## Begin Provided data

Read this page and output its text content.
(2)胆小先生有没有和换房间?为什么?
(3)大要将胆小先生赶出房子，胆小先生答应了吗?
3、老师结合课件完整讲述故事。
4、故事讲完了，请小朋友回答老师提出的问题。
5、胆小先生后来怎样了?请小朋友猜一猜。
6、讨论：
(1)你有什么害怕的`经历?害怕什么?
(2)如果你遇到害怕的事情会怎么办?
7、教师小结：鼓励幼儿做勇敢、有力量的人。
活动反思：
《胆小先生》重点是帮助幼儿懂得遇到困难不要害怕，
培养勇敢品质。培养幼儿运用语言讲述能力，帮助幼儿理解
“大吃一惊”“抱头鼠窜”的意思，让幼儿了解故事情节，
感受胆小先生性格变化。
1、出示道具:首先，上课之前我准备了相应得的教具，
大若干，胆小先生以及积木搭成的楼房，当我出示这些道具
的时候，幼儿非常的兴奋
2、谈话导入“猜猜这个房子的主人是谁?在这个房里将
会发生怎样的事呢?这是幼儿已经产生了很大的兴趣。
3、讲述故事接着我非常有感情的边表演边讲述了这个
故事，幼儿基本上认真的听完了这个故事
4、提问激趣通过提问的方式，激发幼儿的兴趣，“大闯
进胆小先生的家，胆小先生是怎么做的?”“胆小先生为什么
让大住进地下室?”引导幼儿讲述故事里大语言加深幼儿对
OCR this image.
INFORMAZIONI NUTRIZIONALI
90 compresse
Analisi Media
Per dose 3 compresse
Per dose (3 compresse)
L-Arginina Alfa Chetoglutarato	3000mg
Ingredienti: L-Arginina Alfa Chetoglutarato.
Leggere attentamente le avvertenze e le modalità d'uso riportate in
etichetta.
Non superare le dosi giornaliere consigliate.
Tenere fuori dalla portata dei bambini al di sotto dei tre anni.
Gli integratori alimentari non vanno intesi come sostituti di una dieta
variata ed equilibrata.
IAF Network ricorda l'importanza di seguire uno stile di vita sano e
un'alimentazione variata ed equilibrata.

## End Provided data

▸ **Stated exercise**
Every entry above should be retyped exactly as shown.

▸ **Solved problem**
Read this page and output its text content.
(2)胆小先生有没有和换房间?为什么?
(3)大要将胆小先生赶出房子，胆小先生答应了吗?
3、老师结合课件完整讲述故事。
4、故事讲完了，请小朋友回答老师提出的问题。
5、胆小先生后来怎样了?请小朋友猜一猜。
6、讨论：
(1)你有什么害怕的`经历?害怕什么?
(2)如果你遇到害怕的事情会怎么办?
7、教师小结：鼓励幼儿做勇敢、有力量的人。
活动反思：
《胆小先生》重点是帮助幼儿懂得遇到困难不要害怕，
培养勇敢品质。培养幼儿运用语言讲述能力，帮助幼儿理解
“大吃一惊”“抱头鼠窜”的意思，让幼儿了解故事情节，
感受胆小先生性格变化。
1、出示道具:首先，上课之前我准备了相应得的教具，
大若干，胆小先生以及积木搭成的楼房，当我出示这些道具
的时候，幼儿非常的兴奋
2、谈话导入“猜猜这个房子的主人是谁?在这个房里将
会发生怎样的事呢?这是幼儿已经产生了很大的兴趣。
3、讲述故事接着我非常有感情的边表演边讲述了这个
故事，幼儿基本上认真的听完了这个故事
4、提问激趣通过提问的方式，激发幼儿的兴趣，“大闯
进胆小先生的家，胆小先生是怎么做的?”“胆小先生为什么
让大住进地下室?”引导幼儿讲述故事里大语言加深幼儿对
OCR this image.
INFORMAZIONI NUTRIZIONALI
90 compresse
Analisi Media
Per dose 3 compresse
Per dose (3 compresse)
L-Arginina Alfa Chetoglutarato	3000mg
Ingredienti: L-Arginina Alfa Chetoglutarato.
Leggere attentamente le avvertenze e le modalità d'uso riportate in
etichetta.
Non superare le dosi giornaliere consigliate.
Tenere fuori dalla portata dei bambini al di sotto dei tre anni.
Gli integratori alimentari non vanno intesi come sostituti di una dieta
variata ed equilibrata.
IAF Network ricorda l'importanza di seguire uno stile di vita sano e
un'alimentazione variata ed equilibrata.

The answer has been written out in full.